Set problem - Reply with one number: how many lines contain the word "AMSL".

+---+

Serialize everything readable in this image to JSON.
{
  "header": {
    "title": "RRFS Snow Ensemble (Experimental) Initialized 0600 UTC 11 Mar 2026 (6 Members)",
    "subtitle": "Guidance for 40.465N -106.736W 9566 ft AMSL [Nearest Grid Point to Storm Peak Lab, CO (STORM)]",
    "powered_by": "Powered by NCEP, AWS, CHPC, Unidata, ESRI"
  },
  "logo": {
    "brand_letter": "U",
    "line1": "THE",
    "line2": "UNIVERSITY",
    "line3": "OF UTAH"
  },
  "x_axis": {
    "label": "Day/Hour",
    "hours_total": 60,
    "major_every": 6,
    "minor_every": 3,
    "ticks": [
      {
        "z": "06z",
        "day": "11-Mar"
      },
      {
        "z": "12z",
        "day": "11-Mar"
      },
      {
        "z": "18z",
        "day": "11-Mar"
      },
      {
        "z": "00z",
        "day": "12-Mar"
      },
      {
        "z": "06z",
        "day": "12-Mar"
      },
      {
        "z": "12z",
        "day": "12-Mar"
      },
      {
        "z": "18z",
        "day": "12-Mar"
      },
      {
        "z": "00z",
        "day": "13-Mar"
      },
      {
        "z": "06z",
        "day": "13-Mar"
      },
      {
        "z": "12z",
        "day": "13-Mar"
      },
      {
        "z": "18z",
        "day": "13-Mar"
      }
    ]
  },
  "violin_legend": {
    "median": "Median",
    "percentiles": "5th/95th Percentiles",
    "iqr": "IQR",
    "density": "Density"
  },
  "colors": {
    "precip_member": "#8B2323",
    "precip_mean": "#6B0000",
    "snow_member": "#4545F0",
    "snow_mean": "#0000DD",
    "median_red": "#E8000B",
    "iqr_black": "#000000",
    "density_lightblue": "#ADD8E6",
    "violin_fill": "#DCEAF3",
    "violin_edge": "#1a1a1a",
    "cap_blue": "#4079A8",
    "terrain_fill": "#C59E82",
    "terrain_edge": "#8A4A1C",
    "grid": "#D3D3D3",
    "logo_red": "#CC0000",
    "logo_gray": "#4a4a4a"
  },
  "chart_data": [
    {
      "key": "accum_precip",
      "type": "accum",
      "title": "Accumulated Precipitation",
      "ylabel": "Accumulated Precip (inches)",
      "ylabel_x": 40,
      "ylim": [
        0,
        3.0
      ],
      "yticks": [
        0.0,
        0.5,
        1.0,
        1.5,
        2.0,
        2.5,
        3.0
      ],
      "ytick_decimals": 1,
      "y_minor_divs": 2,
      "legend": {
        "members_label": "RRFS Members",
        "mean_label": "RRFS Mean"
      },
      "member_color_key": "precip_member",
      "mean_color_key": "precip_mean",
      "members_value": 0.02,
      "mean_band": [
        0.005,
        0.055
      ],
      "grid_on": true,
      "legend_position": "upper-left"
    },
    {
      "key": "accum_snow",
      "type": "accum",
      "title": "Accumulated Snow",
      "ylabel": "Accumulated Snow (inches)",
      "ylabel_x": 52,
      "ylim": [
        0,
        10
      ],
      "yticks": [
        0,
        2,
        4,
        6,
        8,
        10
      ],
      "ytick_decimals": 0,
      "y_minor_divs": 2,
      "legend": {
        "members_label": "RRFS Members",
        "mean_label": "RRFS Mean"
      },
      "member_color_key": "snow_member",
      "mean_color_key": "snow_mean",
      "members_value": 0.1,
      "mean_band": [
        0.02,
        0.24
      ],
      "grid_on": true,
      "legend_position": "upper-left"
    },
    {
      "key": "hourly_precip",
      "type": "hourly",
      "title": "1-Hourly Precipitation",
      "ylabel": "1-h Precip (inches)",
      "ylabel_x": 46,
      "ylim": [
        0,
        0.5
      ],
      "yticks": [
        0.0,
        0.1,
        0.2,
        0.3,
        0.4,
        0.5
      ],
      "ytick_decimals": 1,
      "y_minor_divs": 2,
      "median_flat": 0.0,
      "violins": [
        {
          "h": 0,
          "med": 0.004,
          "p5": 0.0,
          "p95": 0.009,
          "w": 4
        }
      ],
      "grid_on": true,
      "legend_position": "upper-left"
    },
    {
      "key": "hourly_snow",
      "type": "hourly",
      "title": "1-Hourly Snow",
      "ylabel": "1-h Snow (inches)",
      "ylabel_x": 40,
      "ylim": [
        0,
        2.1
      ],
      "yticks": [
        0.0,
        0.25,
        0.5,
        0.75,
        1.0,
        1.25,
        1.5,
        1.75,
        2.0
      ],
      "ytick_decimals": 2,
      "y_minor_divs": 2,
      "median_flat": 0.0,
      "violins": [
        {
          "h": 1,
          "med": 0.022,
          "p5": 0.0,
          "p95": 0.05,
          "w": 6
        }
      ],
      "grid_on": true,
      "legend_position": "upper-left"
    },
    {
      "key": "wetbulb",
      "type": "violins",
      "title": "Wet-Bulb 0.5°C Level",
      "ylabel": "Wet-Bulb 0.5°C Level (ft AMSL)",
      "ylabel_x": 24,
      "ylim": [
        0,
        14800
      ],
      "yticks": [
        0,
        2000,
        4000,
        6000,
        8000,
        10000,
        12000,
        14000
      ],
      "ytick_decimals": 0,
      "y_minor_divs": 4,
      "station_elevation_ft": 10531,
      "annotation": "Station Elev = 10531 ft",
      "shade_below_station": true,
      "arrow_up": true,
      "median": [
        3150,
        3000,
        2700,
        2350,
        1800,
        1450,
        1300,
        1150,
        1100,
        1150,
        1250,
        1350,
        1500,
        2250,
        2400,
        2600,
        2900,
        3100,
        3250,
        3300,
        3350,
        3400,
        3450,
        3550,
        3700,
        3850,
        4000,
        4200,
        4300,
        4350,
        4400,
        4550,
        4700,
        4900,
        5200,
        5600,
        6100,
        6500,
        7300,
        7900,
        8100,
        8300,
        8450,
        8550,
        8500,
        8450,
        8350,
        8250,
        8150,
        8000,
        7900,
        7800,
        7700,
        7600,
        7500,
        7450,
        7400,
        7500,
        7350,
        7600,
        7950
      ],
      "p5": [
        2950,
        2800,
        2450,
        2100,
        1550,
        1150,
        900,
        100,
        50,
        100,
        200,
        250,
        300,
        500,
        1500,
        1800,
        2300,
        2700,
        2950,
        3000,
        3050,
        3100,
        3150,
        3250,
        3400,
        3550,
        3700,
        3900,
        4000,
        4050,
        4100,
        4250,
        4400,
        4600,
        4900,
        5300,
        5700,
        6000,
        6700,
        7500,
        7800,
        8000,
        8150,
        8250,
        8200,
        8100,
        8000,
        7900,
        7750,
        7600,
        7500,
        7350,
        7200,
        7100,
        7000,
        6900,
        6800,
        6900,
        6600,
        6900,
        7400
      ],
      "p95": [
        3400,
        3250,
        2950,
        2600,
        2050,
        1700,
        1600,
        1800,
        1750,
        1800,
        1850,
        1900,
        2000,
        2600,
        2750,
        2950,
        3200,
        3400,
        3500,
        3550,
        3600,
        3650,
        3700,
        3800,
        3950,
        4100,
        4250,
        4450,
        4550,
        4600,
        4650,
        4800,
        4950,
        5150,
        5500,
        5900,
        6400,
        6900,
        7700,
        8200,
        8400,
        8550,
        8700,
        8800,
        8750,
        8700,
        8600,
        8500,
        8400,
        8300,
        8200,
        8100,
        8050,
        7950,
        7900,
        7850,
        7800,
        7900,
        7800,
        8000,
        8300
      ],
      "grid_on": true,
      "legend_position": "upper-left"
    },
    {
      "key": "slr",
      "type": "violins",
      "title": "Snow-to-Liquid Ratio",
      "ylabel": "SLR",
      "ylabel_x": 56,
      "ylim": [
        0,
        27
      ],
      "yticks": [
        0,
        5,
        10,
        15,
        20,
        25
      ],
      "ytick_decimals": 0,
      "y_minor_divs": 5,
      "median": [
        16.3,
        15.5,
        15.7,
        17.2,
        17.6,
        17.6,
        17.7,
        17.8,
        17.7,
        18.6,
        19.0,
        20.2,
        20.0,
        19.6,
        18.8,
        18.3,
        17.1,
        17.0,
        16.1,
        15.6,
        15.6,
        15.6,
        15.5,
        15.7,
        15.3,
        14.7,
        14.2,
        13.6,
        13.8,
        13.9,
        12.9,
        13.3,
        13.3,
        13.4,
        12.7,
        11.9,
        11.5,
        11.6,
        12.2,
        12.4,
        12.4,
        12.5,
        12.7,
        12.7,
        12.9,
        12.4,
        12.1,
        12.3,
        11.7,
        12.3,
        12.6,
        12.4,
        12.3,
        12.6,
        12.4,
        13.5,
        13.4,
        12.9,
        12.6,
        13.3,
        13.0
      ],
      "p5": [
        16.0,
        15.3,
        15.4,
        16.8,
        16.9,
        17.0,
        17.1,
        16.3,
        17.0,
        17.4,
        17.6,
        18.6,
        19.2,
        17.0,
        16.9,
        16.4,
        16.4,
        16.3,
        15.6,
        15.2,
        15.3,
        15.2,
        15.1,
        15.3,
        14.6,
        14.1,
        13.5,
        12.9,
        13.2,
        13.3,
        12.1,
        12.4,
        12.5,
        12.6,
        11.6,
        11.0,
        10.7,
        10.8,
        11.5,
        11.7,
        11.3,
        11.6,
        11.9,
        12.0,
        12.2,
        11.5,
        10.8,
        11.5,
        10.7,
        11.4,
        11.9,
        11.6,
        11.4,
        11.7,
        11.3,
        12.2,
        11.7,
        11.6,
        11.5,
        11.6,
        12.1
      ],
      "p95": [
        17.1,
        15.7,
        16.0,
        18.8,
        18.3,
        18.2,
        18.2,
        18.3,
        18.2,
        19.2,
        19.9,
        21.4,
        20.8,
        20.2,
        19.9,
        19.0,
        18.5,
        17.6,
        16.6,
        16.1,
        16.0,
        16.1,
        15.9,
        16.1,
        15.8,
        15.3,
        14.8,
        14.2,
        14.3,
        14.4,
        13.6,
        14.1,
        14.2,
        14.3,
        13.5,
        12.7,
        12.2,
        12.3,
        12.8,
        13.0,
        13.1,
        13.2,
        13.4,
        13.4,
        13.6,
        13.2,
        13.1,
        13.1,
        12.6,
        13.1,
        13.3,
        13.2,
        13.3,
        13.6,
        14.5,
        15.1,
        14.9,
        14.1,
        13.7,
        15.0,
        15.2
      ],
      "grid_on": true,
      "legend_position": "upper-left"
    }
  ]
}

+---+

Result of the task - 2